Information shown start

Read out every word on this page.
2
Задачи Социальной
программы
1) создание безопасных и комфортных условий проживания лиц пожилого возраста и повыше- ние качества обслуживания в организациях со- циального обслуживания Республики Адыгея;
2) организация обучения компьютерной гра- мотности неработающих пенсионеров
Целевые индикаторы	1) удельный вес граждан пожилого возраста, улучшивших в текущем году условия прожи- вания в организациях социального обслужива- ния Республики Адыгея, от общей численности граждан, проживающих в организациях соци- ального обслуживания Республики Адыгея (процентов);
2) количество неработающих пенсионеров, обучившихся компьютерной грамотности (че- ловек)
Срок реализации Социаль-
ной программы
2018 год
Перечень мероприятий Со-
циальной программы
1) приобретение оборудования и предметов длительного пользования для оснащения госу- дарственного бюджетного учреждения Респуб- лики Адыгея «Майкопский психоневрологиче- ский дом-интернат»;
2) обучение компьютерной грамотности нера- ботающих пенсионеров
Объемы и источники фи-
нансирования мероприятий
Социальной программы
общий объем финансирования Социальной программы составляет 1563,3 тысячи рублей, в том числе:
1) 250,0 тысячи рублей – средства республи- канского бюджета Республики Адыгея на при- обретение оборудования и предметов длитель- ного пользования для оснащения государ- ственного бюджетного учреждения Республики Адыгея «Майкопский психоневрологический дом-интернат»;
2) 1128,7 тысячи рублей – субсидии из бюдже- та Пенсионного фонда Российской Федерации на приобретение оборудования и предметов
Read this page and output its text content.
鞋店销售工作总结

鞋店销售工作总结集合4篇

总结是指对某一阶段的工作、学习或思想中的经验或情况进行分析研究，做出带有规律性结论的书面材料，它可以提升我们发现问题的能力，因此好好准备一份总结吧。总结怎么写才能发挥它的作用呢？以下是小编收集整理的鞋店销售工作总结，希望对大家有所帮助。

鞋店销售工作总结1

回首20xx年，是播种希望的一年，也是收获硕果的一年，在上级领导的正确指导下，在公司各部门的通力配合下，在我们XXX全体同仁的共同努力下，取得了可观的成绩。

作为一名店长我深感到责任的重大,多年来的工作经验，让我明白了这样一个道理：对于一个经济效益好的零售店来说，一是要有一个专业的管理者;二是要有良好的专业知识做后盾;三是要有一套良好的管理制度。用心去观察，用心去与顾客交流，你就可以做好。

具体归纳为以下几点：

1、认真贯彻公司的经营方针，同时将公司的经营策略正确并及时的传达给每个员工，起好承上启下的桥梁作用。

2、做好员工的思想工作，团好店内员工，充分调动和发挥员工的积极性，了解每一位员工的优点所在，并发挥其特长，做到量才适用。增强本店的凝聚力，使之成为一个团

Information shown end

#### [What needs to be done]
Find the word "Адыгея" and list each line it appears in.

#### [Correct result]
1) создание безопасных и комфортных условий проживания лиц пожилого возраста и повыше- ние качества обслуживания в организациях со- циального обслуживания Республики Адыгея;
Целевые индикаторы	1) удельный вес граждан пожилого возраста, улучшивших в текущем году условия прожи- вания в организациях социального обслужива- ния Республики Адыгея, от общей численности граждан, проживающих в организациях соци- ального обслуживания Республики Адыгея (процентов);
1) приобретение оборудования и предметов длительного пользования для оснащения госу- дарственного бюджетного учреждения Респуб- лики Адыгея «Майкопский психоневрологиче- ский дом-интернат»;
1) 250,0 тысячи рублей – средства республи- канского бюджета Республики Адыгея на при- обретение оборудования и предметов длитель- ного пользования для оснащения государ- ственного бюджетного учреждения Республики Адыгея «Майкопский психоневрологический дом-интернат»;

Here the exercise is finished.